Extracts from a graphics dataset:
● ● ● ●

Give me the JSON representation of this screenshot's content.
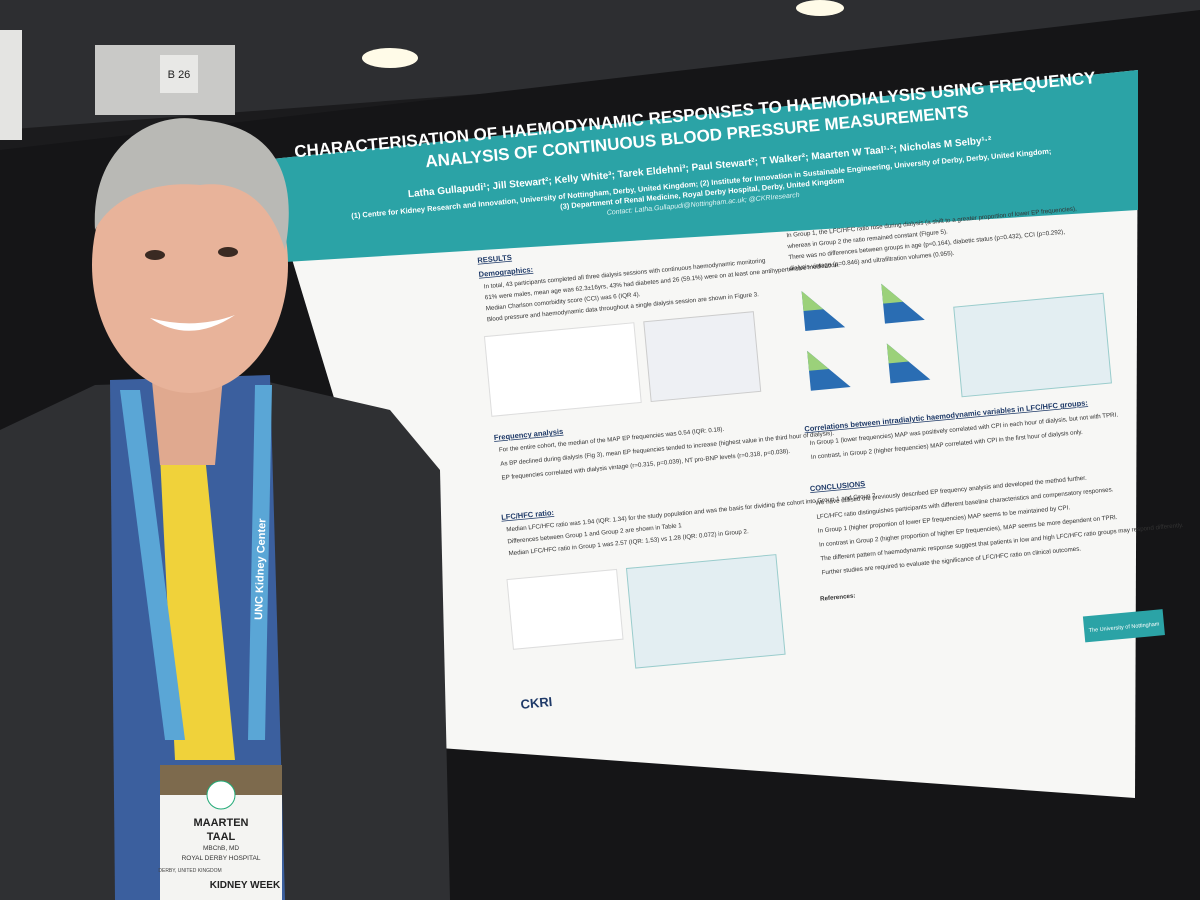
{
  "booth": "B 26",
  "poster": {
    "title_line_1": "CHARACTERISATION OF HAEMODYNAMIC RESPONSES TO HAEMODIALYSIS USING FREQUENCY",
    "title_line_2": "ANALYSIS OF CONTINUOUS BLOOD PRESSURE MEASUREMENTS",
    "authors": "Latha Gullapudi¹; Jill Stewart²; Kelly White³; Tarek Eldehni³; Paul Stewart²; T Walker²; Maarten W Taal¹·²; Nicholas M Selby¹·²",
    "affiliation_1": "(1) Centre for Kidney Research and Innovation, University of Nottingham, Derby, United Kingdom; (2) Institute for Innovation in Sustainable Engineering, University of Derby, Derby, United Kingdom;",
    "affiliation_2": "(3) Department of Renal Medicine, Royal Derby Hospital, Derby, United Kingdom",
    "contact": "Contact: Latha.Gullapudi@Nottingham.ac.uk; @CKRIresearch",
    "results_heading": "RESULTS",
    "demographics_heading": "Demographics:",
    "demographics": [
      "In total, 43 participants completed all three dialysis sessions with continuous haemodynamic monitoring",
      "61% were males, mean age was 62.3±16yrs, 43% had diabetes and 26 (59.1%) were on at least one antihypertensive medication.",
      "Median Charlson comorbidity score (CCI) was 6 (IQR 4).",
      "Blood pressure and haemodynamic data throughout a single dialysis session are shown in Figure 3."
    ],
    "frequency_heading": "Frequency analysis",
    "frequency": [
      "For the entire cohort, the median of the MAP EP frequencies was 0.54 (IQR: 0.18).",
      "As BP declined during dialysis (Fig 3), mean EP frequencies tended to increase (highest value in the third hour of dialysis).",
      "EP frequencies correlated with dialysis vintage (r=0.315, p=0.039), NT pro-BNP levels (r=0.318, p=0.038)."
    ],
    "ratio_heading": "LFC/HFC ratio:",
    "ratio": [
      "Median LFC/HFC ratio was 1.94 (IQR: 1.34) for the study population and was the basis for dividing the cohort into Group 1 and Group 2.",
      "Differences between Group 1 and Group 2 are shown in Table 1",
      "Median LFC/HFC ratio in Group 1 was 2.57 (IQR: 1.53) vs 1.28 (IQR: 0.072) in Group 2."
    ],
    "right_top": [
      "In Group 1, the LFC/HFC ratio rose during dialysis (a shift to a greater proportion of lower EP frequencies),",
      "whereas in Group 2 the ratio remained constant (Figure 5).",
      "There was no differences between groups in age (p=0.164), diabetic status (p=0.432), CCI (p=0.292),",
      "dialysis vintage (p=0.846) and ultrafiltration volumes (0.955)."
    ],
    "correlations_heading": "Correlations between intradialytic haemodynamic variables in LFC/HFC groups:",
    "correlations": [
      "In Group 1 (lower frequencies) MAP was positively correlated with CPI in each hour of dialysis, but not with TPRI.",
      "In contrast, in Group 2 (higher frequencies) MAP correlated with CPI in the first hour of dialysis only."
    ],
    "conclusions_heading": "CONCLUSIONS",
    "conclusions": [
      "We have utilised the previously described EP frequency analysis and developed the method further.",
      "LFC/HFC ratio distinguishes participants with different baseline characteristics and compensatory responses.",
      "In Group 1 (higher proportion of lower EP frequencies) MAP seems to be maintained by CPI.",
      "In contrast in Group 2 (higher proportion of higher EP frequencies), MAP seems be more dependent on TPRI.",
      "The different pattern of haemodynamic response suggest that patients in low and high LFC/HFC ratio groups may respond differently.",
      "Further studies are required to evaluate the significance of LFC/HFC ratio on clinical outcomes."
    ],
    "references_heading": "References:",
    "logo_left": "CKRI",
    "logo_right": "The University of Nottingham"
  },
  "lanyard": "UNC Kidney Center",
  "badge": {
    "first_name": "MAARTEN",
    "last_name": "TAAL",
    "degrees": "MBChB, MD",
    "organisation": "ROYAL DERBY HOSPITAL",
    "location": "DERBY, UNITED KINGDOM",
    "event": "KIDNEY WEEK"
  }
}
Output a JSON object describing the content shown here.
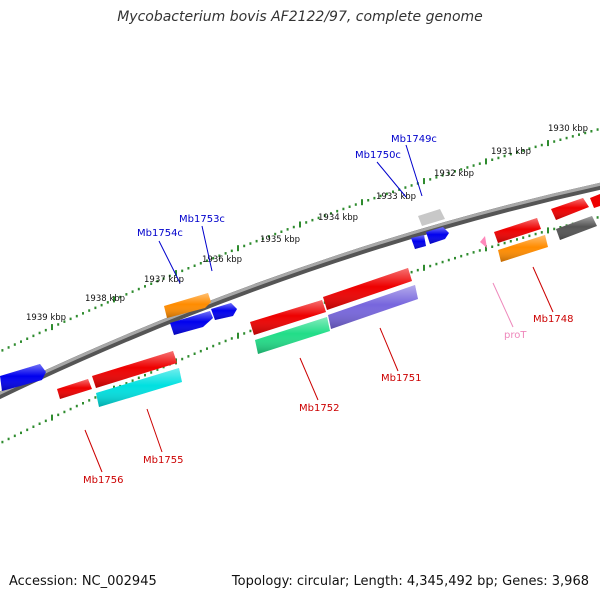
{
  "title": "Mycobacterium bovis AF2122/97, complete genome",
  "footer": {
    "accession": "Accession: NC_002945",
    "summary": "Topology: circular; Length: 4,345,492 bp; Genes: 3,968"
  },
  "colors": {
    "backbone": "#808080",
    "ticks": "#2e8b2e",
    "label_blue": "#0000cc",
    "label_red": "#cc0000",
    "label_pink": "#ee88bb"
  },
  "scale_labels": [
    "1930 kbp",
    "1931 kbp",
    "1932 kbp",
    "1933 kbp",
    "1934 kbp",
    "1935 kbp",
    "1936 kbp",
    "1937 kbp",
    "1938 kbp",
    "1939 kbp"
  ],
  "gene_labels": {
    "mb1749c": "Mb1749c",
    "mb1750c": "Mb1750c",
    "mb1753c": "Mb1753c",
    "mb1754c": "Mb1754c",
    "mb1748": "Mb1748",
    "mb1751": "Mb1751",
    "mb1752": "Mb1752",
    "mb1755": "Mb1755",
    "mb1756": "Mb1756",
    "prot": "proT"
  }
}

● ● ● ●

Exercise instructions
The output should consist of every entry above, printed exactly, with the images removed.

Exercise solution
Give me the JSON representation of this screenshot's content.
{
  "booth": "B 26",
  "poster": {
    "title_line_1": "CHARACTERISATION OF HAEMODYNAMIC RESPONSES TO HAEMODIALYSIS USING FREQUENCY",
    "title_line_2": "ANALYSIS OF CONTINUOUS BLOOD PRESSURE MEASUREMENTS",
    "authors": "Latha Gullapudi¹; Jill Stewart²; Kelly White³; Tarek Eldehni³; Paul Stewart²; T Walker²; Maarten W Taal¹·²; Nicholas M Selby¹·²",
    "affiliation_1": "(1) Centre for Kidney Research and Innovation, University of Nottingham, Derby, United Kingdom; (2) Institute for Innovation in Sustainable Engineering, University of Derby, Derby, United Kingdom;",
    "affiliation_2": "(3) Department of Renal Medicine, Royal Derby Hospital, Derby, United Kingdom",
    "contact": "Contact: Latha.Gullapudi@Nottingham.ac.uk; @CKRIresearch",
    "results_heading": "RESULTS",
    "demographics_heading": "Demographics:",
    "demographics": [
      "In total, 43 participants completed all three dialysis sessions with continuous haemodynamic monitoring",
      "61% were males, mean age was 62.3±16yrs, 43% had diabetes and 26 (59.1%) were on at least one antihypertensive medication.",
      "Median Charlson comorbidity score (CCI) was 6 (IQR 4).",
      "Blood pressure and haemodynamic data throughout a single dialysis session are shown in Figure 3."
    ],
    "frequency_heading": "Frequency analysis",
    "frequency": [
      "For the entire cohort, the median of the MAP EP frequencies was 0.54 (IQR: 0.18).",
      "As BP declined during dialysis (Fig 3), mean EP frequencies tended to increase (highest value in the third hour of dialysis).",
      "EP frequencies correlated with dialysis vintage (r=0.315, p=0.039), NT pro-BNP levels (r=0.318, p=0.038)."
    ],
    "ratio_heading": "LFC/HFC ratio:",
    "ratio": [
      "Median LFC/HFC ratio was 1.94 (IQR: 1.34) for the study population and was the basis for dividing the cohort into Group 1 and Group 2.",
      "Differences between Group 1 and Group 2 are shown in Table 1",
      "Median LFC/HFC ratio in Group 1 was 2.57 (IQR: 1.53) vs 1.28 (IQR: 0.072) in Group 2."
    ],
    "right_top": [
      "In Group 1, the LFC/HFC ratio rose during dialysis (a shift to a greater proportion of lower EP frequencies),",
      "whereas in Group 2 the ratio remained constant (Figure 5).",
      "There was no differences between groups in age (p=0.164), diabetic status (p=0.432), CCI (p=0.292),",
      "dialysis vintage (p=0.846) and ultrafiltration volumes (0.955)."
    ],
    "correlations_heading": "Correlations between intradialytic haemodynamic variables in LFC/HFC groups:",
    "correlations": [
      "In Group 1 (lower frequencies) MAP was positively correlated with CPI in each hour of dialysis, but not with TPRI.",
      "In contrast, in Group 2 (higher frequencies) MAP correlated with CPI in the first hour of dialysis only."
    ],
    "conclusions_heading": "CONCLUSIONS",
    "conclusions": [
      "We have utilised the previously described EP frequency analysis and developed the method further.",
      "LFC/HFC ratio distinguishes participants with different baseline characteristics and compensatory responses.",
      "In Group 1 (higher proportion of lower EP frequencies) MAP seems to be maintained by CPI.",
      "In contrast in Group 2 (higher proportion of higher EP frequencies), MAP seems be more dependent on TPRI.",
      "The different pattern of haemodynamic response suggest that patients in low and high LFC/HFC ratio groups may respond differently.",
      "Further studies are required to evaluate the significance of LFC/HFC ratio on clinical outcomes."
    ],
    "references_heading": "References:",
    "logo_left": "CKRI",
    "logo_right": "The University of Nottingham"
  },
  "lanyard": "UNC Kidney Center",
  "badge": {
    "first_name": "MAARTEN",
    "last_name": "TAAL",
    "degrees": "MBChB, MD",
    "organisation": "ROYAL DERBY HOSPITAL",
    "location": "DERBY, UNITED KINGDOM",
    "event": "KIDNEY WEEK"
  }
}
Output a JSON object describing the content shown here.
{
  "title": "Mycobacterium bovis AF2122/97, complete genome",
  "footer": {
    "accession": "Accession: NC_002945",
    "summary": "Topology: circular; Length: 4,345,492 bp; Genes: 3,968"
  },
  "colors": {
    "backbone": "#808080",
    "ticks": "#2e8b2e",
    "label_blue": "#0000cc",
    "label_red": "#cc0000",
    "label_pink": "#ee88bb"
  },
  "scale_labels": [
    "1930 kbp",
    "1931 kbp",
    "1932 kbp",
    "1933 kbp",
    "1934 kbp",
    "1935 kbp",
    "1936 kbp",
    "1937 kbp",
    "1938 kbp",
    "1939 kbp"
  ],
  "gene_labels": {
    "mb1749c": "Mb1749c",
    "mb1750c": "Mb1750c",
    "mb1753c": "Mb1753c",
    "mb1754c": "Mb1754c",
    "mb1748": "Mb1748",
    "mb1751": "Mb1751",
    "mb1752": "Mb1752",
    "mb1755": "Mb1755",
    "mb1756": "Mb1756",
    "prot": "proT"
  }
}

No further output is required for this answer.